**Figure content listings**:

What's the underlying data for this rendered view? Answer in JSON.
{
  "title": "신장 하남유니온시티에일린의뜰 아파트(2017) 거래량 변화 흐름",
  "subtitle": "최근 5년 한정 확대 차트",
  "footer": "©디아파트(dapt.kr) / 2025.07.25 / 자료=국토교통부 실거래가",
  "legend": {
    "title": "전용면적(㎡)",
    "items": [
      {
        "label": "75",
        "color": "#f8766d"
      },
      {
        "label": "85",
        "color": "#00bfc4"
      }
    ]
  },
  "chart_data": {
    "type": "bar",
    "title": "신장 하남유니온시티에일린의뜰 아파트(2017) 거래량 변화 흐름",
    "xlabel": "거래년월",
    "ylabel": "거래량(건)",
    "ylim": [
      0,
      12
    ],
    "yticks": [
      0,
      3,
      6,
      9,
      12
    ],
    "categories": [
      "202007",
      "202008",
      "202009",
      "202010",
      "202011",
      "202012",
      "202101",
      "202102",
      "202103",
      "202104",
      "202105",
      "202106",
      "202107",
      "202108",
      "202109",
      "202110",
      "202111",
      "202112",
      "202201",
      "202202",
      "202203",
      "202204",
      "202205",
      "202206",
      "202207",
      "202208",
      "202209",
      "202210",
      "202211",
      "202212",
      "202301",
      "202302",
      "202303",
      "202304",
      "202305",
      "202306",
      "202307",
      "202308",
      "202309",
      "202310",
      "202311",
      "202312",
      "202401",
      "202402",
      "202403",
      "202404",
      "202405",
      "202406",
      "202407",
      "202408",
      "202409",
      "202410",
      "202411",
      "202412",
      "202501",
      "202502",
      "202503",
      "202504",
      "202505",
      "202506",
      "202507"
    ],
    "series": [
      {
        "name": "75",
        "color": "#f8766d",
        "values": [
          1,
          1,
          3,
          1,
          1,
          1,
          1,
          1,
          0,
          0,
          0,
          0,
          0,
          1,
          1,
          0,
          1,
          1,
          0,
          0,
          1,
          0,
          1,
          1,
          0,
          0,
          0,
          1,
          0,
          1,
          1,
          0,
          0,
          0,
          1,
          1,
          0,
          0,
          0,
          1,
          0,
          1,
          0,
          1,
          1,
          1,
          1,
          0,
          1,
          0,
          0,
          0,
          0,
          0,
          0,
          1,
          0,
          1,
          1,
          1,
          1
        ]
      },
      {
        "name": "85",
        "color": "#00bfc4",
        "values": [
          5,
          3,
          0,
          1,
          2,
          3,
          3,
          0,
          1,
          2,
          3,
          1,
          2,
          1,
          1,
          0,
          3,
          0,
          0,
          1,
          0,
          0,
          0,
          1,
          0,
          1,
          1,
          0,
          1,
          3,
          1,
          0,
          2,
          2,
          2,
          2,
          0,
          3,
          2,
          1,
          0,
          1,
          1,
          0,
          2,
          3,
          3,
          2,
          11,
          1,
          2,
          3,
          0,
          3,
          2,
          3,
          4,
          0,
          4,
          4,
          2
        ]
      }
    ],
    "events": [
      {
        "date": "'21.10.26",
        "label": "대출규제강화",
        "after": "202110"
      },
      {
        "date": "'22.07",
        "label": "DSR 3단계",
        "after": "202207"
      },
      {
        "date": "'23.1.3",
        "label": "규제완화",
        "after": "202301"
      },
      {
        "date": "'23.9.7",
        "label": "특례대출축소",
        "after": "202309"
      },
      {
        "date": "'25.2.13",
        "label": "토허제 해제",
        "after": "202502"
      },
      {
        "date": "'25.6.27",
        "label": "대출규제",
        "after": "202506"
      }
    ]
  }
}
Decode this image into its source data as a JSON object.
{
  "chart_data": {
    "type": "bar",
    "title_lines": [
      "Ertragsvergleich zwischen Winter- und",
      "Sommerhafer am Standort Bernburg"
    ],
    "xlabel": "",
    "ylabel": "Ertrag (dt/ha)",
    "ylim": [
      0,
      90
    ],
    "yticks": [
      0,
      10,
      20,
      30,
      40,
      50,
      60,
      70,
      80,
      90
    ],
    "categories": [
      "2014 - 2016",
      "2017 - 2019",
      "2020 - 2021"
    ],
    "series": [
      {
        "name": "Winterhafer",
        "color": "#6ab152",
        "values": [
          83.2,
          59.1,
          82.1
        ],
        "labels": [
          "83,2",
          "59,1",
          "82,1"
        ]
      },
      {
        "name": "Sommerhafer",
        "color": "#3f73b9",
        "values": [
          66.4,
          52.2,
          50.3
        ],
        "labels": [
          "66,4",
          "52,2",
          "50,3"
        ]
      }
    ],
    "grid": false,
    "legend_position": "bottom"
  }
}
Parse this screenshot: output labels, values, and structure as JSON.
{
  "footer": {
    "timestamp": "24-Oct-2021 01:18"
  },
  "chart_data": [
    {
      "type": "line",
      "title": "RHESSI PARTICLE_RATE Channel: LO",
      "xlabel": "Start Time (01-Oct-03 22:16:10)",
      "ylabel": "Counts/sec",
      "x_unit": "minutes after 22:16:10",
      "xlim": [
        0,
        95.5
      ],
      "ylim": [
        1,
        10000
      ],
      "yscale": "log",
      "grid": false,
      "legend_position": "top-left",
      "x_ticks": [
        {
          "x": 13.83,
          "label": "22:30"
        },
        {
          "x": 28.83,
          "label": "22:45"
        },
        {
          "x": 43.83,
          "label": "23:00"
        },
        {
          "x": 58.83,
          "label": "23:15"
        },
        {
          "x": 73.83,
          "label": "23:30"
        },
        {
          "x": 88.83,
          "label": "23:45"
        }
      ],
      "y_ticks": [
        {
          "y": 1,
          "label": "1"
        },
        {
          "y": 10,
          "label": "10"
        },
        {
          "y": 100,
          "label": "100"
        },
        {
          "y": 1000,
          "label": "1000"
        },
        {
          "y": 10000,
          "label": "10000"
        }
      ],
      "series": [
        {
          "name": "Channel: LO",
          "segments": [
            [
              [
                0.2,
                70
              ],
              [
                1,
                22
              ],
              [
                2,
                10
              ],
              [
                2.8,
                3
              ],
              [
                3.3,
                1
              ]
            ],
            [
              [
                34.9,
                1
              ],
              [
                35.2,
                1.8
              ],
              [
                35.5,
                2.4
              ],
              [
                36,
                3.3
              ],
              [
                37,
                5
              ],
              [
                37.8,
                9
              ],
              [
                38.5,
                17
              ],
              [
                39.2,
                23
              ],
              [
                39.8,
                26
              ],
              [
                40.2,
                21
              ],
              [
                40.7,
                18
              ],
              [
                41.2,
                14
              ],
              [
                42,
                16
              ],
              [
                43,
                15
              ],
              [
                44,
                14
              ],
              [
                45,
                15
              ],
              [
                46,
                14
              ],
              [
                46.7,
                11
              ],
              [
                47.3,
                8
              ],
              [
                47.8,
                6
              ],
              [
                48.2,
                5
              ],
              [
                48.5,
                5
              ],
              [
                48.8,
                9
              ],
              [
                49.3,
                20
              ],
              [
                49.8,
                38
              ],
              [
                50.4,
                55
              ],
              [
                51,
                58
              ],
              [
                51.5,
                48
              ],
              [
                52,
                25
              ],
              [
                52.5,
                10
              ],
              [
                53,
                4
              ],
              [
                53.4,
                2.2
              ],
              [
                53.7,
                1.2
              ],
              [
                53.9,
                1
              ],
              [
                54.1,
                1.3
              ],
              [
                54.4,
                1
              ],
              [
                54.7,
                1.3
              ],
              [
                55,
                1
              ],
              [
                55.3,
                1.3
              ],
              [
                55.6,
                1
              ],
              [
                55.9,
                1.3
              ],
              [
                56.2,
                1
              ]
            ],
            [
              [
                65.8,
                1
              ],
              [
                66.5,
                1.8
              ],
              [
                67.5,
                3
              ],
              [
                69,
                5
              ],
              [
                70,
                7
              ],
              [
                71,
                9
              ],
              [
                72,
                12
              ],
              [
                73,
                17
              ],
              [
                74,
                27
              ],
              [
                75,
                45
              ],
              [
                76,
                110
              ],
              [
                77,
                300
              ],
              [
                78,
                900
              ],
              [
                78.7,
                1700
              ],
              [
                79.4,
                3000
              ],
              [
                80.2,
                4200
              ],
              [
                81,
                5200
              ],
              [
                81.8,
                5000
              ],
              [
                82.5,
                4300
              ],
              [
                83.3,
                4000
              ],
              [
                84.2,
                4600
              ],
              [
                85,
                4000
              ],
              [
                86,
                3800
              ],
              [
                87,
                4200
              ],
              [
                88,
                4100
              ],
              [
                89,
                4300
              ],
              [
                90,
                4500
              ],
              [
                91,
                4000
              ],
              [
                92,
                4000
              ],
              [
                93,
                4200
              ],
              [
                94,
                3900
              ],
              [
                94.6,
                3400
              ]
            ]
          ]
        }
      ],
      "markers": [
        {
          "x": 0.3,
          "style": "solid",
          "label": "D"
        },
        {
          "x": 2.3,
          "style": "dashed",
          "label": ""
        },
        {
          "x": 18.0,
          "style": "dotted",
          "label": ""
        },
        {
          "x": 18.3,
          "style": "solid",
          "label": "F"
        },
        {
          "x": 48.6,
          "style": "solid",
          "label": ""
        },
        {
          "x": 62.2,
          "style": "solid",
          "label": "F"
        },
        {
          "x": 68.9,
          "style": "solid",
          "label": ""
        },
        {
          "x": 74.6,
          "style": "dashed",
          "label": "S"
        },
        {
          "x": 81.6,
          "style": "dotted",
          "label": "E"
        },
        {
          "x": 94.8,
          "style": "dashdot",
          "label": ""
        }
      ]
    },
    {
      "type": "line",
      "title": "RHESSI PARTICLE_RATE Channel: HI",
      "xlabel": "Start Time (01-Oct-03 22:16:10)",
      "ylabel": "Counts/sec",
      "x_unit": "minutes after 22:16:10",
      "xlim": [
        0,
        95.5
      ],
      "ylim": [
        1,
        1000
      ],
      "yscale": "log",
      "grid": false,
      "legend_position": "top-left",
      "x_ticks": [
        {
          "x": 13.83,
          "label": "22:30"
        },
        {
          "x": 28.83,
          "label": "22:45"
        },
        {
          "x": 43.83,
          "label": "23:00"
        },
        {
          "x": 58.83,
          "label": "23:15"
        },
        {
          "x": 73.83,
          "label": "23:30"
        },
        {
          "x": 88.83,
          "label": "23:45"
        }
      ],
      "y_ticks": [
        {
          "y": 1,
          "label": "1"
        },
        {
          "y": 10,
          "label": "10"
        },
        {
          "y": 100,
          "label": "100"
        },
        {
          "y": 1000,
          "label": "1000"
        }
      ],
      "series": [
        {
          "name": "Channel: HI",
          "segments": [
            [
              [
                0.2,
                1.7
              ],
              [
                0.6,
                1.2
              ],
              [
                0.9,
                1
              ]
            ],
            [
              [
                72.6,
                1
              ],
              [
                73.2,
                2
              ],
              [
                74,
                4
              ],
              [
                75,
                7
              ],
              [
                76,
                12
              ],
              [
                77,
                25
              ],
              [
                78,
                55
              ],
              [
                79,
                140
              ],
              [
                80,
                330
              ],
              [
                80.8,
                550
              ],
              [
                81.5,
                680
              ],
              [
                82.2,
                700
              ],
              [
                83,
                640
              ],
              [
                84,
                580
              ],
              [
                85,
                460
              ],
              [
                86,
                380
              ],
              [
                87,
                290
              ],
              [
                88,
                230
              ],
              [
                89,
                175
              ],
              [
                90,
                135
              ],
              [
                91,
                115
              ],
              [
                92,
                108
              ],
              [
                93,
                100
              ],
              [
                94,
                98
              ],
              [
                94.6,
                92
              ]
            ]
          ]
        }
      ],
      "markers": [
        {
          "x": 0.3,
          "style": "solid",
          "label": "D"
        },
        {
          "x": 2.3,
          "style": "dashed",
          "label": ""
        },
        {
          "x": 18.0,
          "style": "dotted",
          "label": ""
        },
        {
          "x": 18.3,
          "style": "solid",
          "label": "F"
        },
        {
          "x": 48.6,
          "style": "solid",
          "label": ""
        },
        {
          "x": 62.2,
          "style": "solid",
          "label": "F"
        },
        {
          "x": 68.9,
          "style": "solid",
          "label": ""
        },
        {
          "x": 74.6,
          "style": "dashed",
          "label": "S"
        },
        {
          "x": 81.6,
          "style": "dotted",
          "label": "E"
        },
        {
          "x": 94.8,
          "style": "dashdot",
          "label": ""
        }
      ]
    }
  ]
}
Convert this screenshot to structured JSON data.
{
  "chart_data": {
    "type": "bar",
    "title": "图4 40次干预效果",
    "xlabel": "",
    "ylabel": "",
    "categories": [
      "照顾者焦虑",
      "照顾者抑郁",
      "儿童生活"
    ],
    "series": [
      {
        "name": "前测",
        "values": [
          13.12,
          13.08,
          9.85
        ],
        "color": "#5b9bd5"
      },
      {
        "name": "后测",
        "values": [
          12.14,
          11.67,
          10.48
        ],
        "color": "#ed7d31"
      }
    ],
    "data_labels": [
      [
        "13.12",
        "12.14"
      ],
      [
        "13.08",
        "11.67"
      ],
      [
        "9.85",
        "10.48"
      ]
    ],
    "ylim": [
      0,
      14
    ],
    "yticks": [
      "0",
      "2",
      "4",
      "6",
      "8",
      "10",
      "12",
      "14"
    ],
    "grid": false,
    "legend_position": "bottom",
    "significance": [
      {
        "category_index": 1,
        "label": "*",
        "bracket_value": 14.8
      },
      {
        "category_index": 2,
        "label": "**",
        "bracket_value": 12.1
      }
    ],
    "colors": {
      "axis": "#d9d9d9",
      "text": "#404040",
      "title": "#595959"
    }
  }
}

**Aim**:
Provide only the count of lines in the data above that include the string "this".

**Task output**:
4